▸ **DIRECTIONS**
Would you repeat the listing exactly but omit every picture?

Excerpts from a figure dataset
[Start]

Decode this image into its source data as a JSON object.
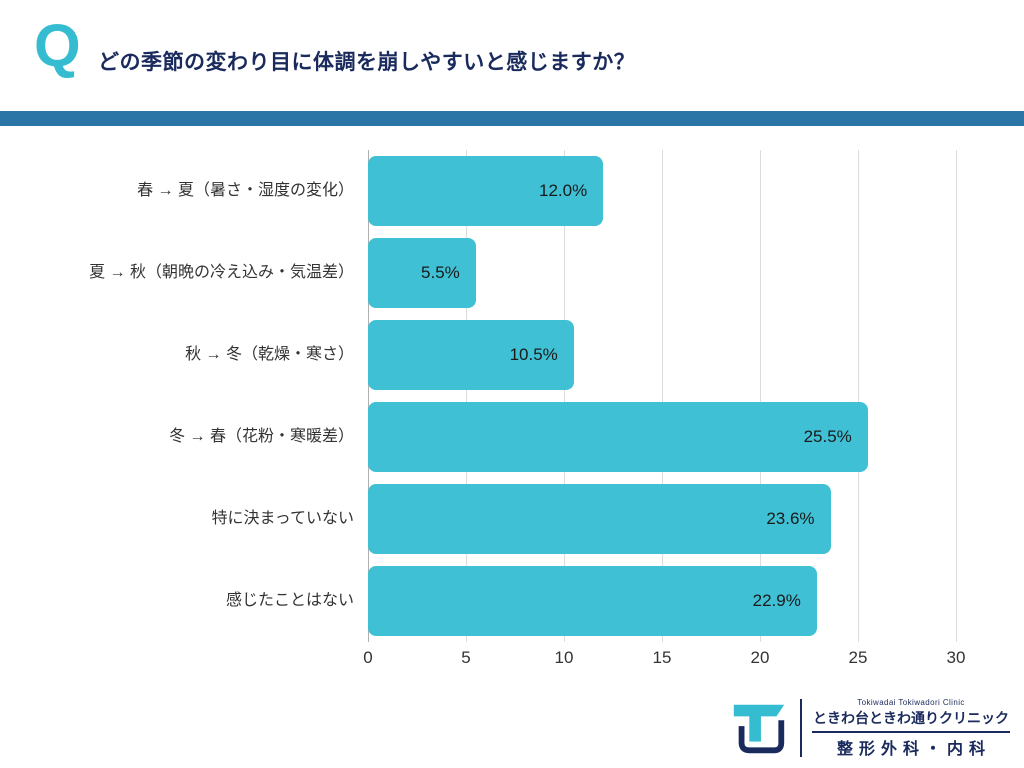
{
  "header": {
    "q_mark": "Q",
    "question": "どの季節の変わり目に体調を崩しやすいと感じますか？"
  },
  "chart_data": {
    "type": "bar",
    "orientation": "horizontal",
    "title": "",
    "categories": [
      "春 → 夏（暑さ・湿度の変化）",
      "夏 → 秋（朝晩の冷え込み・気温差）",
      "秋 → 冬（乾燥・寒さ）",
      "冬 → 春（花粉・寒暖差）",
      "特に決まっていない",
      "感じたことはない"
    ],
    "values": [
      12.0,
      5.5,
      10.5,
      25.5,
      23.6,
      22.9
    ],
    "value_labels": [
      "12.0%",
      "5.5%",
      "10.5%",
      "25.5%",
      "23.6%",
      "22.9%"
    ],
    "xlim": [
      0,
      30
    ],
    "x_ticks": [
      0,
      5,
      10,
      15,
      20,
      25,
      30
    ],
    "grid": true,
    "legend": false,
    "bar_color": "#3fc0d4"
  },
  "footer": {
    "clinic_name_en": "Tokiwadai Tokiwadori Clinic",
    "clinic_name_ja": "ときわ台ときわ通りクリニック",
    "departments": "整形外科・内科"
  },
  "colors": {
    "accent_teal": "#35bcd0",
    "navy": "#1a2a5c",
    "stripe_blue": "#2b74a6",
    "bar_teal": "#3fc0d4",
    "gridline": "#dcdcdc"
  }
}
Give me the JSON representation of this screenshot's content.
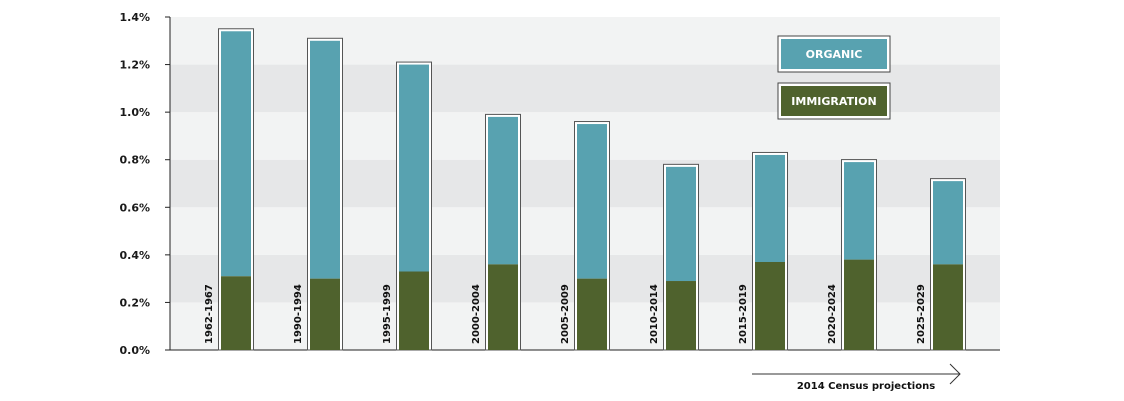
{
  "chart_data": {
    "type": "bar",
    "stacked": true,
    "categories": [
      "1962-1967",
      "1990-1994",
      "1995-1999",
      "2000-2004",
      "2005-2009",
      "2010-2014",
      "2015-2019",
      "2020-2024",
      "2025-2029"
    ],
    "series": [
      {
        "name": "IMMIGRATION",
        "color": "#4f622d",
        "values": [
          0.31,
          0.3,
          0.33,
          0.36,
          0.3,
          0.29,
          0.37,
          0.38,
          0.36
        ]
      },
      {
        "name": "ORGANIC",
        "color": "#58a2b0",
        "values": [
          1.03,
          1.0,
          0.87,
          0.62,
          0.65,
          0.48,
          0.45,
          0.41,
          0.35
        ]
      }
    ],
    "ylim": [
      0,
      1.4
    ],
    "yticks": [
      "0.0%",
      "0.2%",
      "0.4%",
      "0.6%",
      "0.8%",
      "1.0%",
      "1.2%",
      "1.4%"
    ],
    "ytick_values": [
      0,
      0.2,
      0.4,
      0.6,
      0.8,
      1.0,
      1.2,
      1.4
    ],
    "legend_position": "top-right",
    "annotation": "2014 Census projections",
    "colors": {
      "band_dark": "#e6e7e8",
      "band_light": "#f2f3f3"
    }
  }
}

[End]

▸ **ANSWER TO THE EXERCISE**
Decode this image into its source data as a JSON object.
{
  "header": {
    "q_mark": "Q",
    "question": "どの季節の変わり目に体調を崩しやすいと感じますか？"
  },
  "chart_data": {
    "type": "bar",
    "orientation": "horizontal",
    "title": "",
    "categories": [
      "春 → 夏（暑さ・湿度の変化）",
      "夏 → 秋（朝晩の冷え込み・気温差）",
      "秋 → 冬（乾燥・寒さ）",
      "冬 → 春（花粉・寒暖差）",
      "特に決まっていない",
      "感じたことはない"
    ],
    "values": [
      12.0,
      5.5,
      10.5,
      25.5,
      23.6,
      22.9
    ],
    "value_labels": [
      "12.0%",
      "5.5%",
      "10.5%",
      "25.5%",
      "23.6%",
      "22.9%"
    ],
    "xlim": [
      0,
      30
    ],
    "x_ticks": [
      0,
      5,
      10,
      15,
      20,
      25,
      30
    ],
    "grid": true,
    "legend": false,
    "bar_color": "#3fc0d4"
  },
  "footer": {
    "clinic_name_en": "Tokiwadai Tokiwadori Clinic",
    "clinic_name_ja": "ときわ台ときわ通りクリニック",
    "departments": "整形外科・内科"
  },
  "colors": {
    "accent_teal": "#35bcd0",
    "navy": "#1a2a5c",
    "stripe_blue": "#2b74a6",
    "bar_teal": "#3fc0d4",
    "gridline": "#dcdcdc"
  }
}
Give me the JSON representation of this screenshot's content.
{
  "chart_data": {
    "type": "bar",
    "stacked": true,
    "categories": [
      "1962-1967",
      "1990-1994",
      "1995-1999",
      "2000-2004",
      "2005-2009",
      "2010-2014",
      "2015-2019",
      "2020-2024",
      "2025-2029"
    ],
    "series": [
      {
        "name": "IMMIGRATION",
        "color": "#4f622d",
        "values": [
          0.31,
          0.3,
          0.33,
          0.36,
          0.3,
          0.29,
          0.37,
          0.38,
          0.36
        ]
      },
      {
        "name": "ORGANIC",
        "color": "#58a2b0",
        "values": [
          1.03,
          1.0,
          0.87,
          0.62,
          0.65,
          0.48,
          0.45,
          0.41,
          0.35
        ]
      }
    ],
    "ylim": [
      0,
      1.4
    ],
    "yticks": [
      "0.0%",
      "0.2%",
      "0.4%",
      "0.6%",
      "0.8%",
      "1.0%",
      "1.2%",
      "1.4%"
    ],
    "ytick_values": [
      0,
      0.2,
      0.4,
      0.6,
      0.8,
      1.0,
      1.2,
      1.4
    ],
    "legend_position": "top-right",
    "annotation": "2014 Census projections",
    "colors": {
      "band_dark": "#e6e7e8",
      "band_light": "#f2f3f3"
    }
  }
}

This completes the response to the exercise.